Data to use ::

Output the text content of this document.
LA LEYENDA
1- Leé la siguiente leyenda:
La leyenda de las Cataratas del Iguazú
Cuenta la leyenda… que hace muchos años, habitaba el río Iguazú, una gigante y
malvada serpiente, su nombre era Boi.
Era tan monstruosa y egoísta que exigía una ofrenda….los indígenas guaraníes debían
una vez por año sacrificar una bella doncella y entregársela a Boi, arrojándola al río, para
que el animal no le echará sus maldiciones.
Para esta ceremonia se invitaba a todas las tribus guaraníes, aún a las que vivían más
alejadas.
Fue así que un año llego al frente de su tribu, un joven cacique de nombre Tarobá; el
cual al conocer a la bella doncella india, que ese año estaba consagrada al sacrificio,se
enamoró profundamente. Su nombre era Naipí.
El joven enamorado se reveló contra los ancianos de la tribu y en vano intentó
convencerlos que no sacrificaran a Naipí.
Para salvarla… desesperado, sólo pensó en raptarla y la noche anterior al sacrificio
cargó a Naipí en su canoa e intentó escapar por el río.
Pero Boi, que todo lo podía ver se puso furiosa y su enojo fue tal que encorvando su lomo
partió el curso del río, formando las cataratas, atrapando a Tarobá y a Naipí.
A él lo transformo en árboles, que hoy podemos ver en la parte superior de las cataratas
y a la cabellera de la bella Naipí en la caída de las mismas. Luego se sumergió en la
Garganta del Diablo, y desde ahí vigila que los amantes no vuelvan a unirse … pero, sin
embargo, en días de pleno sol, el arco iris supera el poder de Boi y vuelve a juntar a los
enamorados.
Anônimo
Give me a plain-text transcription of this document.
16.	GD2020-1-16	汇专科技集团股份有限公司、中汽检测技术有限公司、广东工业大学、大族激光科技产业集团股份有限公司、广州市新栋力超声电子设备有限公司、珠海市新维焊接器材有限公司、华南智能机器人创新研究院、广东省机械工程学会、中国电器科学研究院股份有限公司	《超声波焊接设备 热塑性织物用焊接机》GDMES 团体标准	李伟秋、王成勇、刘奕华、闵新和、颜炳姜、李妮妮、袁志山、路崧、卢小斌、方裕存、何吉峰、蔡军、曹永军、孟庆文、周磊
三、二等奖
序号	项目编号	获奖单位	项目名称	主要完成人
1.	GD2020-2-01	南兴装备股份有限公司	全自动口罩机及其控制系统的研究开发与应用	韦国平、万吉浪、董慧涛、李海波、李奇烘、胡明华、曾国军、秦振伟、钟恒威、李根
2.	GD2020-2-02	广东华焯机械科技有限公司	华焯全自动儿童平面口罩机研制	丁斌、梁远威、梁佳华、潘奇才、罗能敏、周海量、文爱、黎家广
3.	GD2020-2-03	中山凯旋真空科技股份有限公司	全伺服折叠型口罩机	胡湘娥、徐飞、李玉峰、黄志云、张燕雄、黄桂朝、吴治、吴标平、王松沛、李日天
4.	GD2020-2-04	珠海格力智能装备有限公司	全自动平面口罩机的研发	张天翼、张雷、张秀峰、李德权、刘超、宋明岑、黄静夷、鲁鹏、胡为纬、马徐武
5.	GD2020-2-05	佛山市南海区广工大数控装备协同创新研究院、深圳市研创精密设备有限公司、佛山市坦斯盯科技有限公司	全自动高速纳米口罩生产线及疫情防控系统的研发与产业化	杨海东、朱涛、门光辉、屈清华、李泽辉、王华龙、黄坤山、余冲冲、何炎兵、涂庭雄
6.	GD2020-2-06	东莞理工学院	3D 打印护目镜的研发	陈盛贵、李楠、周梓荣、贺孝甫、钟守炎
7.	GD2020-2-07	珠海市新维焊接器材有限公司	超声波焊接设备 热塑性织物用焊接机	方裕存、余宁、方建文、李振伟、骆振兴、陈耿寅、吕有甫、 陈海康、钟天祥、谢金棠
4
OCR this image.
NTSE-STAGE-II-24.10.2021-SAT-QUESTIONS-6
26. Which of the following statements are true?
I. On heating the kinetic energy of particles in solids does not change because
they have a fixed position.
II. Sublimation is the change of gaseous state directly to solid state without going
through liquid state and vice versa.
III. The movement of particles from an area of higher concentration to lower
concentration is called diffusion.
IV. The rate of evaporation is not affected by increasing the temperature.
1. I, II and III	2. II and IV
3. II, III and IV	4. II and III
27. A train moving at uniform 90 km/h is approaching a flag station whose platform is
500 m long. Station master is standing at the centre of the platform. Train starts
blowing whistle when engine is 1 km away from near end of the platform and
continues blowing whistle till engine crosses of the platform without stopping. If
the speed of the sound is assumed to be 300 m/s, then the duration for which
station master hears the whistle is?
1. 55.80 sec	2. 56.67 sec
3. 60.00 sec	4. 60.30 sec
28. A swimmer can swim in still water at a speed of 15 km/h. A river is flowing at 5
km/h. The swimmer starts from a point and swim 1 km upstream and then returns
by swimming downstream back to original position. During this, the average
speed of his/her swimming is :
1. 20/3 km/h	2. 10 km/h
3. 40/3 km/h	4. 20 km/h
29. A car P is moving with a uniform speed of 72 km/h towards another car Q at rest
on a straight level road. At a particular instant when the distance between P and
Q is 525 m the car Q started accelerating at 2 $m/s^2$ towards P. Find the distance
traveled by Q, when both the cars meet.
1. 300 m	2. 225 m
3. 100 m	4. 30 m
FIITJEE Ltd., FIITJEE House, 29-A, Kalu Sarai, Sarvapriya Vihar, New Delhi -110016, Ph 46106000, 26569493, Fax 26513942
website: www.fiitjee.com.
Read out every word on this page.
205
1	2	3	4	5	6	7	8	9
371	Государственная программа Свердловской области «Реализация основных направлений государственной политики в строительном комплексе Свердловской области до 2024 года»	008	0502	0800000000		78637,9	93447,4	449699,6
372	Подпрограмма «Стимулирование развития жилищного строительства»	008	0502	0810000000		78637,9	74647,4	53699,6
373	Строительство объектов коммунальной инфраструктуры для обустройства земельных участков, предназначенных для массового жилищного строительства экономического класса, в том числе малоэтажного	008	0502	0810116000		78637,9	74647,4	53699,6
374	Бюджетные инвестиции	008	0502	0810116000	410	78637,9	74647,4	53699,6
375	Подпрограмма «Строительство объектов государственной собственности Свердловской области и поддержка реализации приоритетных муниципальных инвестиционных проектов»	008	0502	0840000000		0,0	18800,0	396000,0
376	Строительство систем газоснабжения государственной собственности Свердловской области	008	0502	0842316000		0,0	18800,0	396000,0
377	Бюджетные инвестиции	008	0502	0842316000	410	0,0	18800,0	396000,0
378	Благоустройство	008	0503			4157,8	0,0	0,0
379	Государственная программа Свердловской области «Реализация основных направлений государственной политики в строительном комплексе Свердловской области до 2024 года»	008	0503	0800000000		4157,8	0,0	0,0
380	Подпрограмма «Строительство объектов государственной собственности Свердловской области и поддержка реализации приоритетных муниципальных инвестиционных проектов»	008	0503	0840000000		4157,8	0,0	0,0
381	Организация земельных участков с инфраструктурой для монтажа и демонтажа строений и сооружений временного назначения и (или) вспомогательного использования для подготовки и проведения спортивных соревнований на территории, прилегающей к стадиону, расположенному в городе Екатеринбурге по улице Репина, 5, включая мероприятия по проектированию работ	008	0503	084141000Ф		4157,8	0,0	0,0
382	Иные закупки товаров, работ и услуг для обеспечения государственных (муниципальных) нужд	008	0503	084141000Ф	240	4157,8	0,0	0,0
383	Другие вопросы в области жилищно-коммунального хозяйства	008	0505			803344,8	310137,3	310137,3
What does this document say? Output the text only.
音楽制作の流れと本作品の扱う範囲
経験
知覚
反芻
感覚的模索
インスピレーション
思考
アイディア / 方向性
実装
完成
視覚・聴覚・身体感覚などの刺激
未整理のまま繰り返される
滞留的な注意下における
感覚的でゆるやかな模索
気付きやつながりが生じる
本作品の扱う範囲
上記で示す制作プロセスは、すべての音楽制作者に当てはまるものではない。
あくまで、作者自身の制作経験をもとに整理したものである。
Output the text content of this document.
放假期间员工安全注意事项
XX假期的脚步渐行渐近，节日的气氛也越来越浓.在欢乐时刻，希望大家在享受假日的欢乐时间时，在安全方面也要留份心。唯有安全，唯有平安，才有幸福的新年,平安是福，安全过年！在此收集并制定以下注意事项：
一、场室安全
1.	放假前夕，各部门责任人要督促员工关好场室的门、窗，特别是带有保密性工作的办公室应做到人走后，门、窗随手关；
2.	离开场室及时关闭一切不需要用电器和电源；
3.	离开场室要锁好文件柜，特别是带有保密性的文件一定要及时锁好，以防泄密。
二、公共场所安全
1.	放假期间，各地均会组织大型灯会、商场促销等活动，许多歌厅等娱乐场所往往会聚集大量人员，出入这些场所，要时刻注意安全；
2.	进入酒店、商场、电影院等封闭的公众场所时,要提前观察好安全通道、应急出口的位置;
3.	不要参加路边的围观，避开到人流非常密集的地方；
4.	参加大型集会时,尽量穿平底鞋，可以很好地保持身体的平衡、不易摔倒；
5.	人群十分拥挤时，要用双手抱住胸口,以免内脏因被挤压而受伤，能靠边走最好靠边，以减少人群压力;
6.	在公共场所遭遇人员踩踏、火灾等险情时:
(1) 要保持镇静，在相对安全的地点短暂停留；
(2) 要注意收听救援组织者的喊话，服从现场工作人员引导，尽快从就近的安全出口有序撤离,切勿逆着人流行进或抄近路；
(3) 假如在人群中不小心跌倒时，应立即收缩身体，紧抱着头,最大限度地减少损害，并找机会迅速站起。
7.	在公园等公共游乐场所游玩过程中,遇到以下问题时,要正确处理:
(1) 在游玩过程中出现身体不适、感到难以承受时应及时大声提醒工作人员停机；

What is expected ::
Pull out all lines containing the word "joven" from the entries above.

Output below ::
Fue así que un año llego al frente de su tribu, un joven cacique de nombre Tarobá; el
El joven enamorado se reveló contra los ancianos de la tribu y en vano intentó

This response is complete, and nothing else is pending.